Aim of the task:
Quote the entries word for word. Omit the pictures.

Given records:
────────

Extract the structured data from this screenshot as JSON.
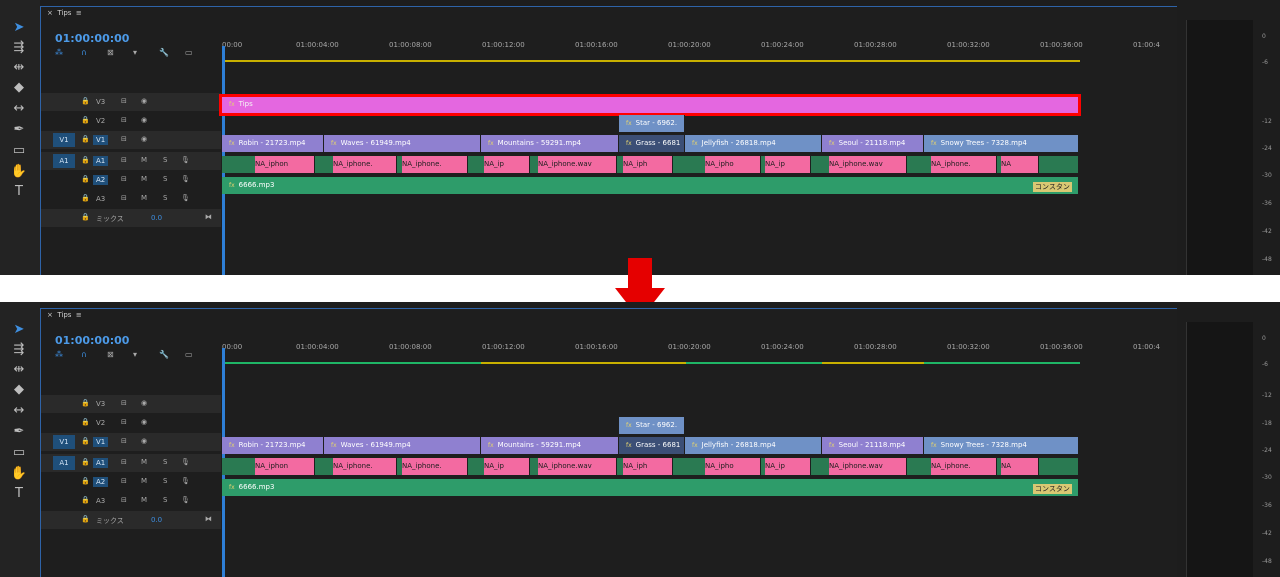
{
  "panels": [
    {
      "id": "before",
      "tab": "Tips",
      "timecode": "01:00:00:00",
      "ruler": [
        "00:00",
        "01:00:04:00",
        "01:00:08:00",
        "01:00:12:00",
        "01:00:16:00",
        "01:00:20:00",
        "01:00:24:00",
        "01:00:28:00",
        "01:00:32:00",
        "01:00:36:00",
        "01:00:4"
      ],
      "tracks": {
        "v3": "V3",
        "v2": "V2",
        "v1": "V1",
        "src_v1": "V1",
        "a1": "A1",
        "src_a1": "A1",
        "a2": "A2",
        "a3": "A3",
        "mix": "ミックス",
        "mix_value": "0.0",
        "m": "M",
        "s": "S"
      },
      "title_clip": "Tips",
      "star_clip": "Star - 6962.",
      "v1_clips": [
        "Robin - 21723.mp4",
        "Waves - 61949.mp4",
        "Mountains - 59291.mp4",
        "Grass - 6681",
        "Jellyfish - 26818.mp4",
        "Seoul - 21118.mp4",
        "Snowy Trees - 7328.mp4"
      ],
      "a1_clips": [
        "NA_iphon",
        "NA_iphone.",
        "NA_iphone.",
        "NA_ip",
        "NA_iphone.wav",
        "NA_iph",
        "NA_ipho",
        "NA_ip",
        "NA_iphone.wav",
        "NA_iphone.",
        "NA"
      ],
      "a2_clip": "6666.mp3",
      "const_label": "コンスタン"
    },
    {
      "id": "after",
      "tab": "Tips",
      "timecode": "01:00:00:00",
      "ruler": [
        "00:00",
        "01:00:04:00",
        "01:00:08:00",
        "01:00:12:00",
        "01:00:16:00",
        "01:00:20:00",
        "01:00:24:00",
        "01:00:28:00",
        "01:00:32:00",
        "01:00:36:00",
        "01:00:4"
      ],
      "tracks": {
        "v3": "V3",
        "v2": "V2",
        "v1": "V1",
        "src_v1": "V1",
        "a1": "A1",
        "src_a1": "A1",
        "a2": "A2",
        "a3": "A3",
        "mix": "ミックス",
        "mix_value": "0.0",
        "m": "M",
        "s": "S"
      },
      "star_clip": "Star - 6962.",
      "v1_clips": [
        "Robin - 21723.mp4",
        "Waves - 61949.mp4",
        "Mountains - 59291.mp4",
        "Grass - 6681",
        "Jellyfish - 26818.mp4",
        "Seoul - 21118.mp4",
        "Snowy Trees - 7328.mp4"
      ],
      "a1_clips": [
        "NA_iphon",
        "NA_iphone.",
        "NA_iphone.",
        "NA_ip",
        "NA_iphone.wav",
        "NA_iph",
        "NA_ipho",
        "NA_ip",
        "NA_iphone.wav",
        "NA_iphone.",
        "NA"
      ],
      "a2_clip": "6666.mp3",
      "const_label": "コンスタン"
    }
  ],
  "meter_db": [
    "0",
    "-6",
    "-12",
    "-18",
    "-24",
    "-30",
    "-36",
    "-42",
    "-48"
  ],
  "colors": {
    "accent": "#3d8fe2",
    "arrow": "#e50000",
    "highlight_box": "#ff0000"
  }
}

────────

Output of the exercise:
Extract the structured data from this screenshot as JSON.
{
  "panels": [
    {
      "id": "before",
      "tab": "Tips",
      "timecode": "01:00:00:00",
      "ruler": [
        "00:00",
        "01:00:04:00",
        "01:00:08:00",
        "01:00:12:00",
        "01:00:16:00",
        "01:00:20:00",
        "01:00:24:00",
        "01:00:28:00",
        "01:00:32:00",
        "01:00:36:00",
        "01:00:4"
      ],
      "tracks": {
        "v3": "V3",
        "v2": "V2",
        "v1": "V1",
        "src_v1": "V1",
        "a1": "A1",
        "src_a1": "A1",
        "a2": "A2",
        "a3": "A3",
        "mix": "ミックス",
        "mix_value": "0.0",
        "m": "M",
        "s": "S"
      },
      "title_clip": "Tips",
      "star_clip": "Star - 6962.",
      "v1_clips": [
        "Robin - 21723.mp4",
        "Waves - 61949.mp4",
        "Mountains - 59291.mp4",
        "Grass - 6681",
        "Jellyfish - 26818.mp4",
        "Seoul - 21118.mp4",
        "Snowy Trees - 7328.mp4"
      ],
      "a1_clips": [
        "NA_iphon",
        "NA_iphone.",
        "NA_iphone.",
        "NA_ip",
        "NA_iphone.wav",
        "NA_iph",
        "NA_ipho",
        "NA_ip",
        "NA_iphone.wav",
        "NA_iphone.",
        "NA"
      ],
      "a2_clip": "6666.mp3",
      "const_label": "コンスタン"
    },
    {
      "id": "after",
      "tab": "Tips",
      "timecode": "01:00:00:00",
      "ruler": [
        "00:00",
        "01:00:04:00",
        "01:00:08:00",
        "01:00:12:00",
        "01:00:16:00",
        "01:00:20:00",
        "01:00:24:00",
        "01:00:28:00",
        "01:00:32:00",
        "01:00:36:00",
        "01:00:4"
      ],
      "tracks": {
        "v3": "V3",
        "v2": "V2",
        "v1": "V1",
        "src_v1": "V1",
        "a1": "A1",
        "src_a1": "A1",
        "a2": "A2",
        "a3": "A3",
        "mix": "ミックス",
        "mix_value": "0.0",
        "m": "M",
        "s": "S"
      },
      "star_clip": "Star - 6962.",
      "v1_clips": [
        "Robin - 21723.mp4",
        "Waves - 61949.mp4",
        "Mountains - 59291.mp4",
        "Grass - 6681",
        "Jellyfish - 26818.mp4",
        "Seoul - 21118.mp4",
        "Snowy Trees - 7328.mp4"
      ],
      "a1_clips": [
        "NA_iphon",
        "NA_iphone.",
        "NA_iphone.",
        "NA_ip",
        "NA_iphone.wav",
        "NA_iph",
        "NA_ipho",
        "NA_ip",
        "NA_iphone.wav",
        "NA_iphone.",
        "NA"
      ],
      "a2_clip": "6666.mp3",
      "const_label": "コンスタン"
    }
  ],
  "meter_db": [
    "0",
    "-6",
    "-12",
    "-18",
    "-24",
    "-30",
    "-36",
    "-42",
    "-48"
  ],
  "colors": {
    "accent": "#3d8fe2",
    "arrow": "#e50000",
    "highlight_box": "#ff0000"
  }
}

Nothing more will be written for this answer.